■ **SET TASK**:
Write out the entire listing below exactly as it appears, minus any pictures.

■ **DATA FOR PROCESSING**:
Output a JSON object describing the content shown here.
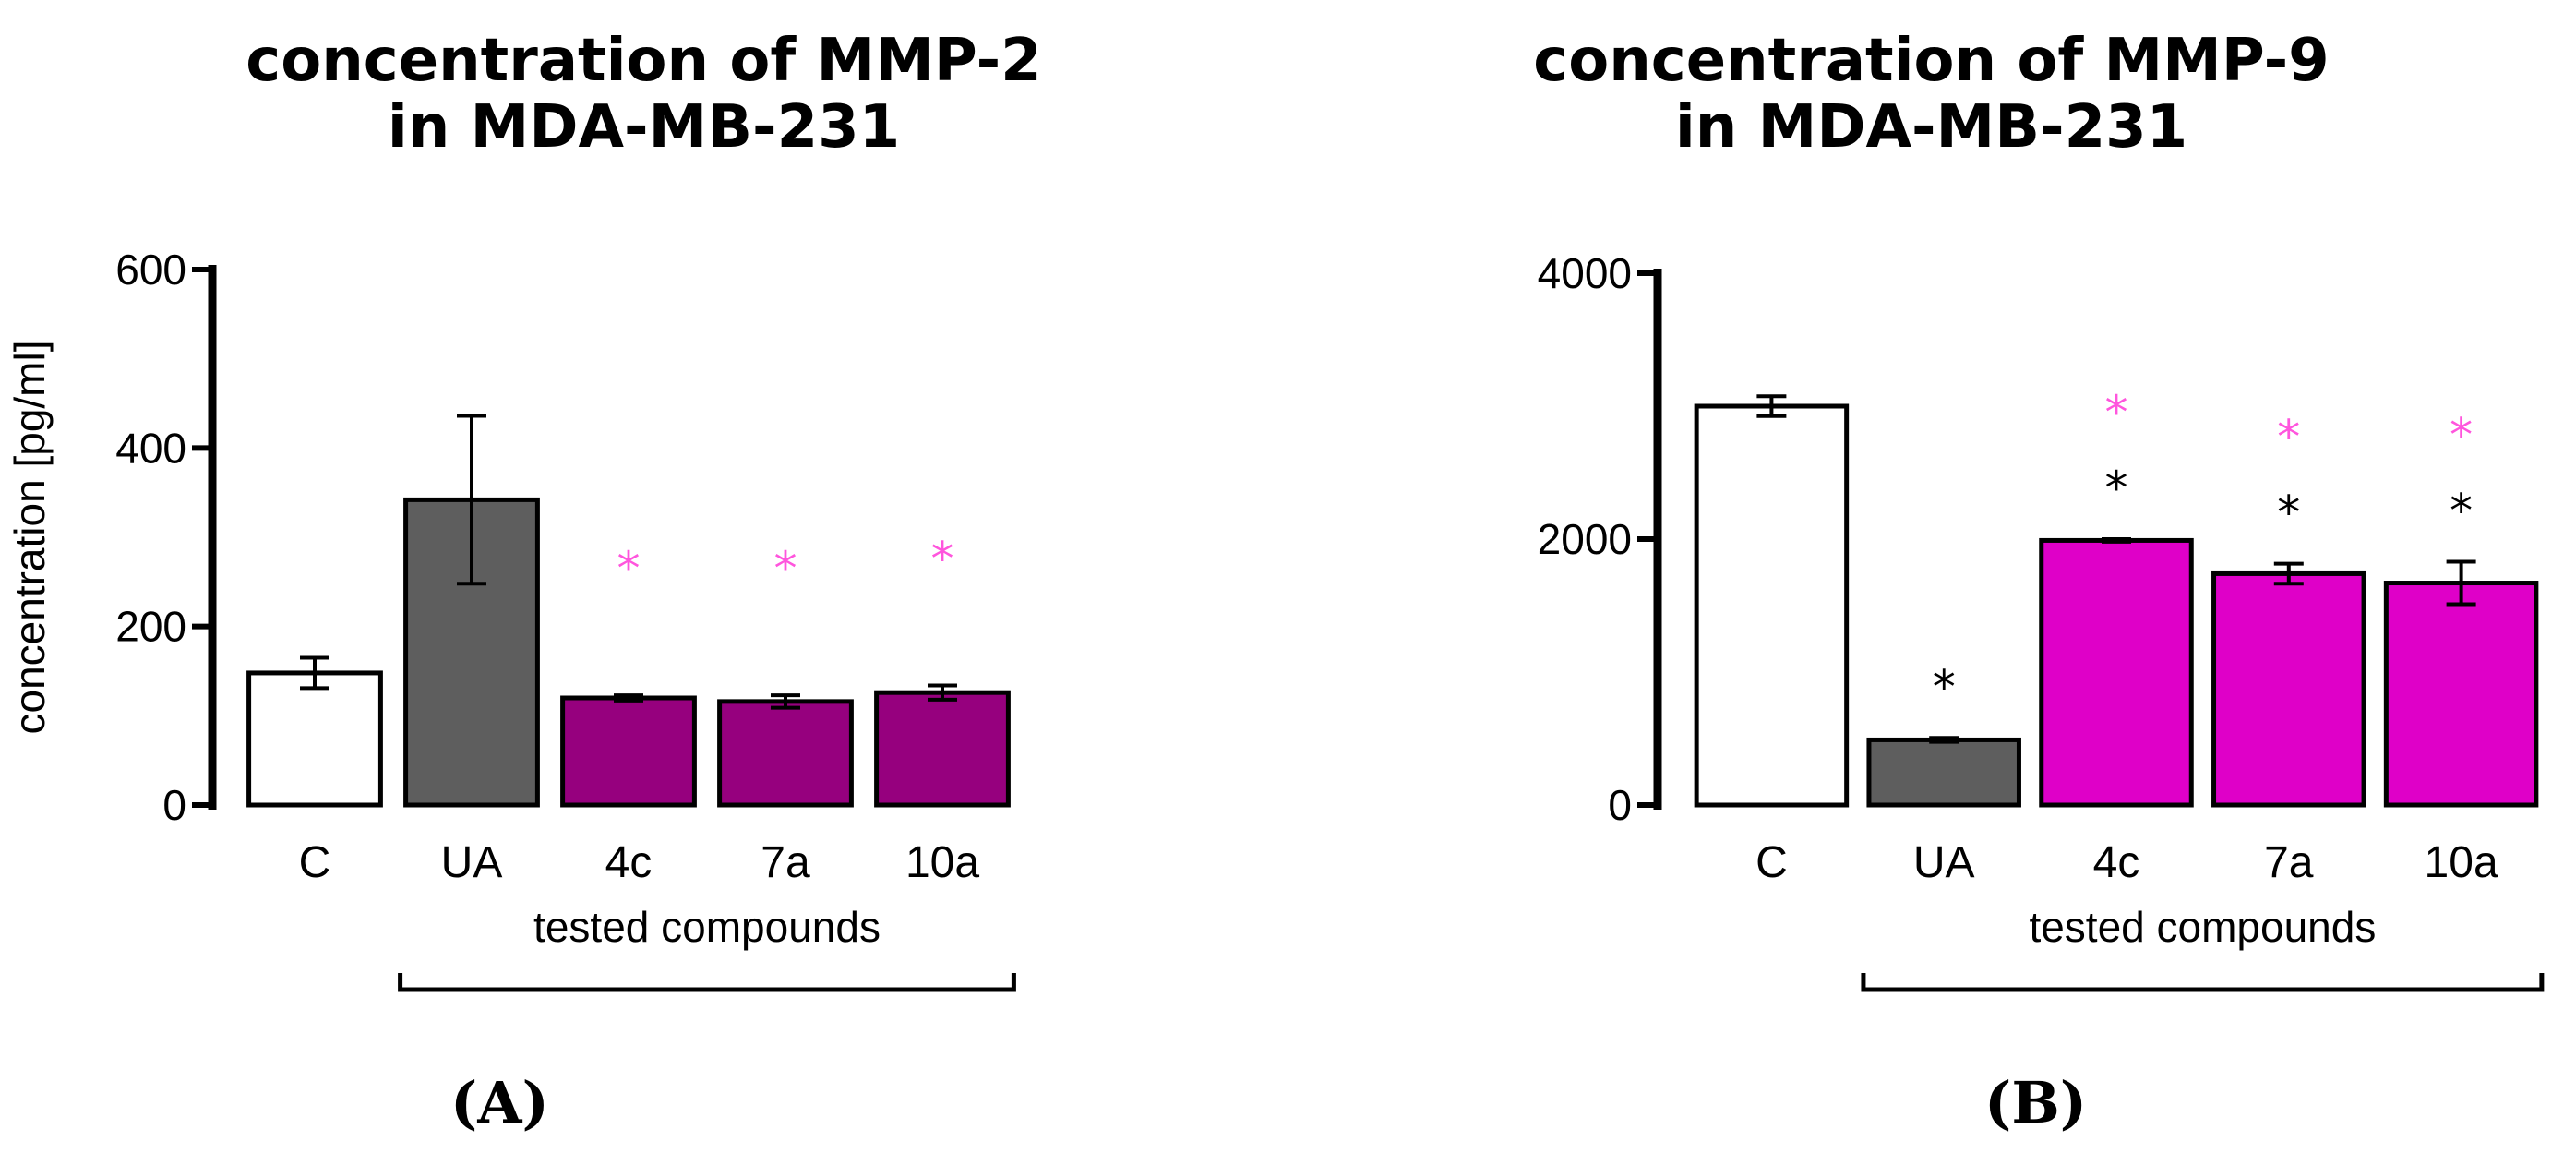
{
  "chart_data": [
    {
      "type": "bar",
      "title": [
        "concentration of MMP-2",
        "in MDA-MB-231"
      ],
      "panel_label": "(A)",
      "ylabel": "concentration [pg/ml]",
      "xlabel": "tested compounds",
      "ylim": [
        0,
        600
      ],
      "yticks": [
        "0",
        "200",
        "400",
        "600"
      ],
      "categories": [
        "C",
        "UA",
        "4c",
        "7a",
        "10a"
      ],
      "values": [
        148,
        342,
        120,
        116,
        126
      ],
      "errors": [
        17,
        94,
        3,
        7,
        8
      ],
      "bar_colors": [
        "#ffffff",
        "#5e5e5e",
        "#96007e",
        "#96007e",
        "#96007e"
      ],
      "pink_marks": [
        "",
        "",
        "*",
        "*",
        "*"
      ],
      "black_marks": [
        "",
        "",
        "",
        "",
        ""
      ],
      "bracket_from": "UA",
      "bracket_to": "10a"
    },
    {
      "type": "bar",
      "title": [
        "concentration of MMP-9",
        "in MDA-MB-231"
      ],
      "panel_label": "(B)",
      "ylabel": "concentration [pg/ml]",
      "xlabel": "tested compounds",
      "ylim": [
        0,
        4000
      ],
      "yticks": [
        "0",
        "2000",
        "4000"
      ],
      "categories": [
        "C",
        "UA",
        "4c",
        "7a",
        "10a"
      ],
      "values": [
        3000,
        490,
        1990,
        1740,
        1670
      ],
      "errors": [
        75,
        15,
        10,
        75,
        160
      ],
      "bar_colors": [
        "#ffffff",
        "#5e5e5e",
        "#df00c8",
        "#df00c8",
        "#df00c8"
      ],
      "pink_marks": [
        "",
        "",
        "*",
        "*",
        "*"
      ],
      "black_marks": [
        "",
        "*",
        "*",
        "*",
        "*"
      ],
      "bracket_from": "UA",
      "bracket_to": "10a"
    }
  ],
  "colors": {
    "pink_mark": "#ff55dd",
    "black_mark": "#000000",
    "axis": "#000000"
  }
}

■ **ANSWER TO THIS TASK**:
Output a JSON object describing the content shown here.
{
  "chart_data": [
    {
      "type": "bar",
      "title": [
        "concentration of MMP-2",
        "in MDA-MB-231"
      ],
      "panel_label": "(A)",
      "ylabel": "concentration [pg/ml]",
      "xlabel": "tested compounds",
      "ylim": [
        0,
        600
      ],
      "yticks": [
        "0",
        "200",
        "400",
        "600"
      ],
      "categories": [
        "C",
        "UA",
        "4c",
        "7a",
        "10a"
      ],
      "values": [
        148,
        342,
        120,
        116,
        126
      ],
      "errors": [
        17,
        94,
        3,
        7,
        8
      ],
      "bar_colors": [
        "#ffffff",
        "#5e5e5e",
        "#96007e",
        "#96007e",
        "#96007e"
      ],
      "pink_marks": [
        "",
        "",
        "*",
        "*",
        "*"
      ],
      "black_marks": [
        "",
        "",
        "",
        "",
        ""
      ],
      "bracket_from": "UA",
      "bracket_to": "10a"
    },
    {
      "type": "bar",
      "title": [
        "concentration of MMP-9",
        "in MDA-MB-231"
      ],
      "panel_label": "(B)",
      "ylabel": "concentration [pg/ml]",
      "xlabel": "tested compounds",
      "ylim": [
        0,
        4000
      ],
      "yticks": [
        "0",
        "2000",
        "4000"
      ],
      "categories": [
        "C",
        "UA",
        "4c",
        "7a",
        "10a"
      ],
      "values": [
        3000,
        490,
        1990,
        1740,
        1670
      ],
      "errors": [
        75,
        15,
        10,
        75,
        160
      ],
      "bar_colors": [
        "#ffffff",
        "#5e5e5e",
        "#df00c8",
        "#df00c8",
        "#df00c8"
      ],
      "pink_marks": [
        "",
        "",
        "*",
        "*",
        "*"
      ],
      "black_marks": [
        "",
        "*",
        "*",
        "*",
        "*"
      ],
      "bracket_from": "UA",
      "bracket_to": "10a"
    }
  ],
  "colors": {
    "pink_mark": "#ff55dd",
    "black_mark": "#000000",
    "axis": "#000000"
  }
}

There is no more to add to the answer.